• _Provided records_:
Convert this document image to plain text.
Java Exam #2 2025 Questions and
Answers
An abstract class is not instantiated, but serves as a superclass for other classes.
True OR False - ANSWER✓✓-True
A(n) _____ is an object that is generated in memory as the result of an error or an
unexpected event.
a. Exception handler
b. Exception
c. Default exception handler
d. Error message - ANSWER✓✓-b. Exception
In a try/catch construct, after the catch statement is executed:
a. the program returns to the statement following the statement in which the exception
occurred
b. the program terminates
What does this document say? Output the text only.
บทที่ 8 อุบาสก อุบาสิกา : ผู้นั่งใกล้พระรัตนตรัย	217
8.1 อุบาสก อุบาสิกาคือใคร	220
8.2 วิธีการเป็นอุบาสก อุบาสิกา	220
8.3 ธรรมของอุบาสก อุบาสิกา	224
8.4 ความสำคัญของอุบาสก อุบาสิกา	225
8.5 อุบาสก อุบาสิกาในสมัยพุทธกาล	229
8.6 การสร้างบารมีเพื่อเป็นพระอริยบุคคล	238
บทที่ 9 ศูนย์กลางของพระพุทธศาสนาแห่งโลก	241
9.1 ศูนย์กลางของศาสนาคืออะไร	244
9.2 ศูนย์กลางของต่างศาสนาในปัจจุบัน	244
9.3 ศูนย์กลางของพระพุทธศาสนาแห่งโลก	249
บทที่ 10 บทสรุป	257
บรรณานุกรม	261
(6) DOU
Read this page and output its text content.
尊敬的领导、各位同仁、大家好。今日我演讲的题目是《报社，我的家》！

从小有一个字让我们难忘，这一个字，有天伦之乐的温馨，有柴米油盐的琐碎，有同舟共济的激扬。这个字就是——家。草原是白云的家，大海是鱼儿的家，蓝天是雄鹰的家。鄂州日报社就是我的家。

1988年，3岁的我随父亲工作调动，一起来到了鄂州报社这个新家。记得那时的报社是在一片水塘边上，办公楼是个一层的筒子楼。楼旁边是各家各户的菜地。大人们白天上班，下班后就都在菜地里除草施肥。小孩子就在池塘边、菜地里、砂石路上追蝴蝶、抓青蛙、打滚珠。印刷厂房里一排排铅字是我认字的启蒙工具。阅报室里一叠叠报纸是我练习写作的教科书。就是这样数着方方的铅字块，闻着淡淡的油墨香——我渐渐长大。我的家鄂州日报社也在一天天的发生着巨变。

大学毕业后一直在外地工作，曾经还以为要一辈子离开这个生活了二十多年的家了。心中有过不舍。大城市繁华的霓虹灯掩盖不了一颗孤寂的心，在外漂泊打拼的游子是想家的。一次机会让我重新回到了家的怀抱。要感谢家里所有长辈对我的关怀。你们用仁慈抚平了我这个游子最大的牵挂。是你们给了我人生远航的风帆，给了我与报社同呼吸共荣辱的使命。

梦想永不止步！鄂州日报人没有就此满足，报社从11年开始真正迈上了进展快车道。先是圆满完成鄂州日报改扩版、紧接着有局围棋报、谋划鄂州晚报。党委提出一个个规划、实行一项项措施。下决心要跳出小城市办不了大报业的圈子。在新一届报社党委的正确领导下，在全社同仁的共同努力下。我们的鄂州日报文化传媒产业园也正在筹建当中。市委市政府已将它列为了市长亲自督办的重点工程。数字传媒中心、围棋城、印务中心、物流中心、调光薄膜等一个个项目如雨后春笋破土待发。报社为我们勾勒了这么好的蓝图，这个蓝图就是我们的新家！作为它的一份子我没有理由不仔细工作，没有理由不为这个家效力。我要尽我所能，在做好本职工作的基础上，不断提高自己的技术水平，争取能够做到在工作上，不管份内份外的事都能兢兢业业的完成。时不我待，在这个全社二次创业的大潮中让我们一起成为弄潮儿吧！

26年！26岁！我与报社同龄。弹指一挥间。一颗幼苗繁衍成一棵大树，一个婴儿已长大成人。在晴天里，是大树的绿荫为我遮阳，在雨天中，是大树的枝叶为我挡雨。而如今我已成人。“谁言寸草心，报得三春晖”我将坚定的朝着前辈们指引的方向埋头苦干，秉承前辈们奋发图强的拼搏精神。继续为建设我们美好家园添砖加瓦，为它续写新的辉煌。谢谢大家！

• _Exercise_:
Collect the complete line wherever the string "ทธศาสนาแห" appears in the records.

• _Output_:
บทที่ 9 ศูนย์กลางของพระพุทธศาสนาแห่งโลก	241
9.3 ศูนย์กลางของพระพุทธศาสนาแห่งโลก	249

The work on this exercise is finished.